• What is needed: Provide only the number of lines in the data below that contain the string "subscript".
::::
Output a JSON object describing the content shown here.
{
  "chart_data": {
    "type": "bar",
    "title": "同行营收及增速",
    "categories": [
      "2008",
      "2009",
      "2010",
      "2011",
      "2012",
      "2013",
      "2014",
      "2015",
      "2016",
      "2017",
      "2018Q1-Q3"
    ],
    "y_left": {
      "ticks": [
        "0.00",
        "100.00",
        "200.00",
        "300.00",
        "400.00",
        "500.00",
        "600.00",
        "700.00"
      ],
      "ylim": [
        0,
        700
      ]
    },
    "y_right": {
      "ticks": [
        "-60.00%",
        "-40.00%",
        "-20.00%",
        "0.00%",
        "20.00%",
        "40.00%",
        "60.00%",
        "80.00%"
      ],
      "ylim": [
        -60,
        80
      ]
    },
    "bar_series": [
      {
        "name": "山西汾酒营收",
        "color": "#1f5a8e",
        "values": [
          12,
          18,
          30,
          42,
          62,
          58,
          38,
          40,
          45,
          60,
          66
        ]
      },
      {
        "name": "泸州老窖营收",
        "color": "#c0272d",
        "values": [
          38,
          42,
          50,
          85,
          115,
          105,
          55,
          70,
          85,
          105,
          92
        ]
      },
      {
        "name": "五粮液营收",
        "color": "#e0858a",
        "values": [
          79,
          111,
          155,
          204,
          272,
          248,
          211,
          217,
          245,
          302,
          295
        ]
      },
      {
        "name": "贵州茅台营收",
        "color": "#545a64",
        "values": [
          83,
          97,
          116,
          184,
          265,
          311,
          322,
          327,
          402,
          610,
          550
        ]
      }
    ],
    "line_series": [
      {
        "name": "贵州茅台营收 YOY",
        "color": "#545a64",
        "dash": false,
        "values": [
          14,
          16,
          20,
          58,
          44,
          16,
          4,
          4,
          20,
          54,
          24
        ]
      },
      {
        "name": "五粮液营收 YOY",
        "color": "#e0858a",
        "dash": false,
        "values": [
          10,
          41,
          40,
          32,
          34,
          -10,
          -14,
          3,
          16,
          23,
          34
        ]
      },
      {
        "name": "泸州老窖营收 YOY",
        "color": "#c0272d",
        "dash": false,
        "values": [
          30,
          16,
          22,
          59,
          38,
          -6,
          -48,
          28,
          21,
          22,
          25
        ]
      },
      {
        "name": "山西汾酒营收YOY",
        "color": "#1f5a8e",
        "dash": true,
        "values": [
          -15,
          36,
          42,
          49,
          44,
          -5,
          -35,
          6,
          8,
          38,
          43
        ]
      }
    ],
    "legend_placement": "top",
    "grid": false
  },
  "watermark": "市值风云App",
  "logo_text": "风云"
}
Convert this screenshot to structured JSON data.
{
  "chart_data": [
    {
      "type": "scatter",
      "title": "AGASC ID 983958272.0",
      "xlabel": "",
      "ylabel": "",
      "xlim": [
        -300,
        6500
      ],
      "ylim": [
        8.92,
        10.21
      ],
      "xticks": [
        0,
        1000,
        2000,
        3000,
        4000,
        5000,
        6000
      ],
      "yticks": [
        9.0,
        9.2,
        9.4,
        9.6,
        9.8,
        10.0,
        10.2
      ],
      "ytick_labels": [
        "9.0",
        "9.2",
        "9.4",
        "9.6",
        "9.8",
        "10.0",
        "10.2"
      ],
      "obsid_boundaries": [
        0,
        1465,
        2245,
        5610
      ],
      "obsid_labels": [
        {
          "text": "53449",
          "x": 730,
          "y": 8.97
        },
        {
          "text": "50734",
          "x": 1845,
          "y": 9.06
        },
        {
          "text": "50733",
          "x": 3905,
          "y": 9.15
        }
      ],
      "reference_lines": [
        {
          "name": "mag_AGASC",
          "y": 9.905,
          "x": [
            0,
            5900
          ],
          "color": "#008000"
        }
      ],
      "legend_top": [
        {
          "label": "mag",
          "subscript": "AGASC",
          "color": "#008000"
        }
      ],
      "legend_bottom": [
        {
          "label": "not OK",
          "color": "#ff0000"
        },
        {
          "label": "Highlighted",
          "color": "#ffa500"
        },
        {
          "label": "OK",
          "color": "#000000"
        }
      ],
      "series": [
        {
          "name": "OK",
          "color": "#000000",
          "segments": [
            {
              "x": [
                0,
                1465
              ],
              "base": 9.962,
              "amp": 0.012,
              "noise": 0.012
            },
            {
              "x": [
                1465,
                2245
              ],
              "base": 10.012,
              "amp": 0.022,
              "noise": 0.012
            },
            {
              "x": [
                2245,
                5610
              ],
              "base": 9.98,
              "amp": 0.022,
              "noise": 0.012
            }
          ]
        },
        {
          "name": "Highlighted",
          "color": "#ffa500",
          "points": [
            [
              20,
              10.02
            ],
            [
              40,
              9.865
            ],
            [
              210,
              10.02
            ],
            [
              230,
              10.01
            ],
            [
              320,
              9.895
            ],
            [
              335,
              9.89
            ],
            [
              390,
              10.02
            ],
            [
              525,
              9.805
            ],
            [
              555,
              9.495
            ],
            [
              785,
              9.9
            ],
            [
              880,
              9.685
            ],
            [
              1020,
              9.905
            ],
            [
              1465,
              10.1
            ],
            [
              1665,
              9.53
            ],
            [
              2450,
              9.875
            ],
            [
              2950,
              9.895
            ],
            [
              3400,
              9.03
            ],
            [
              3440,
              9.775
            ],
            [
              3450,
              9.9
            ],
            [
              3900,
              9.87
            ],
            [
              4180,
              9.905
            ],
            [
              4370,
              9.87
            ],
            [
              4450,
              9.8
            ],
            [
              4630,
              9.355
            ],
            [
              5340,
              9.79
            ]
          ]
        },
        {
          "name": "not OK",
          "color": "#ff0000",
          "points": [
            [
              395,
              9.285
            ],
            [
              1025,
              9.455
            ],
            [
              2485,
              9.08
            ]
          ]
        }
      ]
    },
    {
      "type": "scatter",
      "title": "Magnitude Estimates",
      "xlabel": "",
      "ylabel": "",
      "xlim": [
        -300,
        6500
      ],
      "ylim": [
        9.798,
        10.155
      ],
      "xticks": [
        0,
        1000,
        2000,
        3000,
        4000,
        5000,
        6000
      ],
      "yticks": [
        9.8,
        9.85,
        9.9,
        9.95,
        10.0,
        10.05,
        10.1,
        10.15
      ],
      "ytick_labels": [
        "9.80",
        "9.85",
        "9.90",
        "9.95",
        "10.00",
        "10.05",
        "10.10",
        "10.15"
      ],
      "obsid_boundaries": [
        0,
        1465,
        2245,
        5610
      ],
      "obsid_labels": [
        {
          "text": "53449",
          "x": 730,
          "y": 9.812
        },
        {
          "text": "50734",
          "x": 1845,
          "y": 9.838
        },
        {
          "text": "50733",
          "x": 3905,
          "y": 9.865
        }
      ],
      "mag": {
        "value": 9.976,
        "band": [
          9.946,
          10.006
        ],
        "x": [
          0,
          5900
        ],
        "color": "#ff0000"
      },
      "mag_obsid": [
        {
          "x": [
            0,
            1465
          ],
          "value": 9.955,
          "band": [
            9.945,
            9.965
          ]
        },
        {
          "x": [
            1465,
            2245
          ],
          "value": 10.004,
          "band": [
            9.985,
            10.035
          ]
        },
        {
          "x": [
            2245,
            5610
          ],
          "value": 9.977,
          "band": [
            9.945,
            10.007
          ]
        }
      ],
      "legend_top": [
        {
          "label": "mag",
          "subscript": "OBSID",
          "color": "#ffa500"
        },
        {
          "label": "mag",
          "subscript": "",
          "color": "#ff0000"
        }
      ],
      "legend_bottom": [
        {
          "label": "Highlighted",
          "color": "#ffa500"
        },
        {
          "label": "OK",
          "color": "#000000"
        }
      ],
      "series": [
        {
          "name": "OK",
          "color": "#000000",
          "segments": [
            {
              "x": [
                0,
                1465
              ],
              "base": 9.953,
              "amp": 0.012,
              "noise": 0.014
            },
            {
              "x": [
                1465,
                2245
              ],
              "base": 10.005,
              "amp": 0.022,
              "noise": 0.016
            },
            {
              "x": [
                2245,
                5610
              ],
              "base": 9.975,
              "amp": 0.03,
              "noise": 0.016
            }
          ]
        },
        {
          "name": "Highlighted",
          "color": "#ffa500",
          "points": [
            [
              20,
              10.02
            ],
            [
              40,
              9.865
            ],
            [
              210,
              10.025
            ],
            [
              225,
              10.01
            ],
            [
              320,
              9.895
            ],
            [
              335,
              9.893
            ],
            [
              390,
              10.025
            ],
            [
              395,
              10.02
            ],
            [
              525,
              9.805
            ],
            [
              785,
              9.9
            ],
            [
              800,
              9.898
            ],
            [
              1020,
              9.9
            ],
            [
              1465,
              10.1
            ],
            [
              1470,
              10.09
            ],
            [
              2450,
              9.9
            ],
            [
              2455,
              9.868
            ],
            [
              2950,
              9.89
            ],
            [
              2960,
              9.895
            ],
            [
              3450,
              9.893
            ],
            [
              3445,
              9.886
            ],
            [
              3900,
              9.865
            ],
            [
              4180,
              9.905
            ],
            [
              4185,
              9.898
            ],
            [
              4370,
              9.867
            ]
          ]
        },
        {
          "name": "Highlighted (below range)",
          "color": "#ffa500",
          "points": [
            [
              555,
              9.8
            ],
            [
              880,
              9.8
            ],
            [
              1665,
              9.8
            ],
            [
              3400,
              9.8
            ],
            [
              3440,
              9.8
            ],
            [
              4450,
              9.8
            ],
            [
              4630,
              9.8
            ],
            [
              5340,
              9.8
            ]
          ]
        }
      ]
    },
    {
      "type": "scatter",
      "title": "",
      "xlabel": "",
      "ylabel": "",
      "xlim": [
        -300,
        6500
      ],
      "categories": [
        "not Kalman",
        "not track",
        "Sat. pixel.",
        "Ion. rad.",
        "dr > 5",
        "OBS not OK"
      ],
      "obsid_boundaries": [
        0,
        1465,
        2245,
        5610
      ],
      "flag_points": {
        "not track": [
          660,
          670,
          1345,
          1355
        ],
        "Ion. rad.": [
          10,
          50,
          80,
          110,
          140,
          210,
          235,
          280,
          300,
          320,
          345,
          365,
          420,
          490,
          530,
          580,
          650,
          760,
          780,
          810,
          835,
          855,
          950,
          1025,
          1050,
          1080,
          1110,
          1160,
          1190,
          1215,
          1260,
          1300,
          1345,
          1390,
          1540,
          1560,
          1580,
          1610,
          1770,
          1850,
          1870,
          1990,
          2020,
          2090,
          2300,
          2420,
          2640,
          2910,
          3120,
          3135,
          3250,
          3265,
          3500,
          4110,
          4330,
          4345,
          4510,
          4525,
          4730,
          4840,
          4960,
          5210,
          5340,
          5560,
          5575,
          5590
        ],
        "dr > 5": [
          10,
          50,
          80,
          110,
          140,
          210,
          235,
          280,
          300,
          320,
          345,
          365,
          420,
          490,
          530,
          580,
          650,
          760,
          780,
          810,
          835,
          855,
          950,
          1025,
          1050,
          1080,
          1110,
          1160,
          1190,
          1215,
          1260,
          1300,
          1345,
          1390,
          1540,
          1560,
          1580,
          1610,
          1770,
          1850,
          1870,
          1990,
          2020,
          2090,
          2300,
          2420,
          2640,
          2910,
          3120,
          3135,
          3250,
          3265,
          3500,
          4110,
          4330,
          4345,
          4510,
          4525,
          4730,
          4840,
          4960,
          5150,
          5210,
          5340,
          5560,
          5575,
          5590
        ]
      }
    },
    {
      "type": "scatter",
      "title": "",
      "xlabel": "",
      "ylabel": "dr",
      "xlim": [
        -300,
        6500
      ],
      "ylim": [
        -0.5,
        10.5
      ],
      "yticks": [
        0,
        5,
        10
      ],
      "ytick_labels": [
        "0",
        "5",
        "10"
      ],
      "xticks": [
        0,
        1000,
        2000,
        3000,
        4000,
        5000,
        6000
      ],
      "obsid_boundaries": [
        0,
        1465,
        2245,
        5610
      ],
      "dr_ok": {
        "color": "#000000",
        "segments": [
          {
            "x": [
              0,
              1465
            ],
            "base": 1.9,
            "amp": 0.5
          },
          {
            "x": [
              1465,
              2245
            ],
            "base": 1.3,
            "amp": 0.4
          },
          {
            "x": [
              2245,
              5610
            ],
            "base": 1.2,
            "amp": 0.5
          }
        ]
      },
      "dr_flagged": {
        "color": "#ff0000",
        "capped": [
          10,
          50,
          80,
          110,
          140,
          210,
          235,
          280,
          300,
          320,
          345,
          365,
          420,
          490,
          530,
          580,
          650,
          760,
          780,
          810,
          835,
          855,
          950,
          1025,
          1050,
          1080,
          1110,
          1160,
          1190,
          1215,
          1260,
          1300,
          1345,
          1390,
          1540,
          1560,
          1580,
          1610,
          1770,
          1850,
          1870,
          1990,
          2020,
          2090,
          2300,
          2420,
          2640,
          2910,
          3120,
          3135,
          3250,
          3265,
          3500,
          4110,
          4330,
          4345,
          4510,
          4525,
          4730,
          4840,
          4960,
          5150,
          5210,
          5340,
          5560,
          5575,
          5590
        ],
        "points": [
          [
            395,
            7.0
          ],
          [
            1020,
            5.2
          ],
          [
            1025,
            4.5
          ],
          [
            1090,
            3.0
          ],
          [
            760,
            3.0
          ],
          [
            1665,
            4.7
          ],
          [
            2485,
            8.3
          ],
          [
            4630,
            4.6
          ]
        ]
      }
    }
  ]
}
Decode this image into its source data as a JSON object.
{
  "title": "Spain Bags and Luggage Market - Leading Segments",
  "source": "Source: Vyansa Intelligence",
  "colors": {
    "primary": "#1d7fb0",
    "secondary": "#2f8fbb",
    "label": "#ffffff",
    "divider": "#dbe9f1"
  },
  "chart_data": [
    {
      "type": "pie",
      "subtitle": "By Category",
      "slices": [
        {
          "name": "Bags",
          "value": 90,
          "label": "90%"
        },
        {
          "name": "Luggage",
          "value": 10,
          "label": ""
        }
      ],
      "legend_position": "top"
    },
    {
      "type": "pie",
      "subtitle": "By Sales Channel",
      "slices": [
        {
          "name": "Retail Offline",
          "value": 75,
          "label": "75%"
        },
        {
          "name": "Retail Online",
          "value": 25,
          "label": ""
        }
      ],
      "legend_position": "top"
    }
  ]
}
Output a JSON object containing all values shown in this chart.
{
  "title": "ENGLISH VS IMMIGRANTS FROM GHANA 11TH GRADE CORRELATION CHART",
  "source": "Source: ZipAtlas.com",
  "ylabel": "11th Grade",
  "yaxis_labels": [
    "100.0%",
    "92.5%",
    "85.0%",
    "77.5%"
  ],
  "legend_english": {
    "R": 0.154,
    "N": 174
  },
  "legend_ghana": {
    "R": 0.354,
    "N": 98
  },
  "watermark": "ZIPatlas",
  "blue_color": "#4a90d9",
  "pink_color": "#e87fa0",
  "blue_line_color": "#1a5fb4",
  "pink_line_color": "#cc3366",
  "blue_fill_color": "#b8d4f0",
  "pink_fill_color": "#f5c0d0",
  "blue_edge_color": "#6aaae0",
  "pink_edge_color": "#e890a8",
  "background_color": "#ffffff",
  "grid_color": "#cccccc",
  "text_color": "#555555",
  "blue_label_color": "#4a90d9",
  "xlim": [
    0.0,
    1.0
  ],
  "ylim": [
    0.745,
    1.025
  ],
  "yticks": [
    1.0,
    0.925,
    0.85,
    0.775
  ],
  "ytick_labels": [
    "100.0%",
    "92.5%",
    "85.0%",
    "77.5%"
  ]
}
::::
• Complete response: 3